- [Problem requirements] All of the entries need to be written out again, exactly as they are.

- [Data supplied]
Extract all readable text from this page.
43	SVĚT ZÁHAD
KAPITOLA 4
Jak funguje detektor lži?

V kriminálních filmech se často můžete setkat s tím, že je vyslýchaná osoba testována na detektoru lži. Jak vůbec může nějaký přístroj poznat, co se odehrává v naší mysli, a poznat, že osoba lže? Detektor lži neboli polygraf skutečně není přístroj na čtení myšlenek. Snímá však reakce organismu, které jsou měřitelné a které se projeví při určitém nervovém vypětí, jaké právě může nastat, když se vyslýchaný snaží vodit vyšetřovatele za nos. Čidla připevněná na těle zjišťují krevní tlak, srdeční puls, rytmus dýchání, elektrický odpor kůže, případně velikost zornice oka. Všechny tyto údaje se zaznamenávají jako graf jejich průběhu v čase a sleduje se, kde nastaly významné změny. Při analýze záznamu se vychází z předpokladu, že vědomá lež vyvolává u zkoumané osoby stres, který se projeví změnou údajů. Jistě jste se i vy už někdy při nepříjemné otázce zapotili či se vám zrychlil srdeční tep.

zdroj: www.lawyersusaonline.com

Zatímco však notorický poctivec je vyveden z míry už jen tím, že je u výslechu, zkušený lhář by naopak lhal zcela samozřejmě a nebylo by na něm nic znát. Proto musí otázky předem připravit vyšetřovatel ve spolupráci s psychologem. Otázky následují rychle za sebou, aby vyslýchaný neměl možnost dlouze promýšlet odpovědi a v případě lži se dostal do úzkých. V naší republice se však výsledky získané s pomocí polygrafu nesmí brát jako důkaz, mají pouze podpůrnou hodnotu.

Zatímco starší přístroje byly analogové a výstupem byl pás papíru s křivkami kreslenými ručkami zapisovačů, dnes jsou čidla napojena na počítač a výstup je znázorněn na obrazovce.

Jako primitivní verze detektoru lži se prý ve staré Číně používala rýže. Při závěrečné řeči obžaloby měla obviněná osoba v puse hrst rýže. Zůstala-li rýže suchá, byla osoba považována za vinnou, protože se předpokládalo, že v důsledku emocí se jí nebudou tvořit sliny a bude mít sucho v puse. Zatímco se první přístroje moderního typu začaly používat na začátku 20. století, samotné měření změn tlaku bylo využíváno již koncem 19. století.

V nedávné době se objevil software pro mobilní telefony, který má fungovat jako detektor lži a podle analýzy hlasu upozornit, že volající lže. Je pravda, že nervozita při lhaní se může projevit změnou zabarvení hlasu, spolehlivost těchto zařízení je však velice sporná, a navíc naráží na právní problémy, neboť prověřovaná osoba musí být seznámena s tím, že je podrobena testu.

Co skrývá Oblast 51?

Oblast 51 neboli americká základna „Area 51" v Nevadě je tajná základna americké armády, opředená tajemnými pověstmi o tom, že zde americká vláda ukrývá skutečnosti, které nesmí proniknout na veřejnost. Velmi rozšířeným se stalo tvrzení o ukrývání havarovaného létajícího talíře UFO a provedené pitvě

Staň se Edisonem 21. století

- [Output below]
Extract all readable text from this page.
43	SVĚT ZÁHAD
KAPITOLA 4
Jak funguje detektor lži?

V kriminálních filmech se často můžete setkat s tím, že je vyslýchaná osoba testována na detektoru lži. Jak vůbec může nějaký přístroj poznat, co se odehrává v naší mysli, a poznat, že osoba lže? Detektor lži neboli polygraf skutečně není přístroj na čtení myšlenek. Snímá však reakce organismu, které jsou měřitelné a které se projeví při určitém nervovém vypětí, jaké právě může nastat, když se vyslýchaný snaží vodit vyšetřovatele za nos. Čidla připevněná na těle zjišťují krevní tlak, srdeční puls, rytmus dýchání, elektrický odpor kůže, případně velikost zornice oka. Všechny tyto údaje se zaznamenávají jako graf jejich průběhu v čase a sleduje se, kde nastaly významné změny. Při analýze záznamu se vychází z předpokladu, že vědomá lež vyvolává u zkoumané osoby stres, který se projeví změnou údajů. Jistě jste se i vy už někdy při nepříjemné otázce zapotili či se vám zrychlil srdeční tep.

zdroj: www.lawyersusaonline.com

Zatímco však notorický poctivec je vyveden z míry už jen tím, že je u výslechu, zkušený lhář by naopak lhal zcela samozřejmě a nebylo by na něm nic znát. Proto musí otázky předem připravit vyšetřovatel ve spolupráci s psychologem. Otázky následují rychle za sebou, aby vyslýchaný neměl možnost dlouze promýšlet odpovědi a v případě lži se dostal do úzkých. V naší republice se však výsledky získané s pomocí polygrafu nesmí brát jako důkaz, mají pouze podpůrnou hodnotu.

Zatímco starší přístroje byly analogové a výstupem byl pás papíru s křivkami kreslenými ručkami zapisovačů, dnes jsou čidla napojena na počítač a výstup je znázorněn na obrazovce.

Jako primitivní verze detektoru lži se prý ve staré Číně používala rýže. Při závěrečné řeči obžaloby měla obviněná osoba v puse hrst rýže. Zůstala-li rýže suchá, byla osoba považována za vinnou, protože se předpokládalo, že v důsledku emocí se jí nebudou tvořit sliny a bude mít sucho v puse. Zatímco se první přístroje moderního typu začaly používat na začátku 20. století, samotné měření změn tlaku bylo využíváno již koncem 19. století.

V nedávné době se objevil software pro mobilní telefony, který má fungovat jako detektor lži a podle analýzy hlasu upozornit, že volající lže. Je pravda, že nervozita při lhaní se může projevit změnou zabarvení hlasu, spolehlivost těchto zařízení je však velice sporná, a navíc naráží na právní problémy, neboť prověřovaná osoba musí být seznámena s tím, že je podrobena testu.

Co skrývá Oblast 51?

Oblast 51 neboli americká základna „Area 51" v Nevadě je tajná základna americké armády, opředená tajemnými pověstmi o tom, že zde americká vláda ukrývá skutečnosti, které nesmí proniknout na veřejnost. Velmi rozšířeným se stalo tvrzení o ukrývání havarovaného létajícího talíře UFO a provedené pitvě

Staň se Edisonem 21. století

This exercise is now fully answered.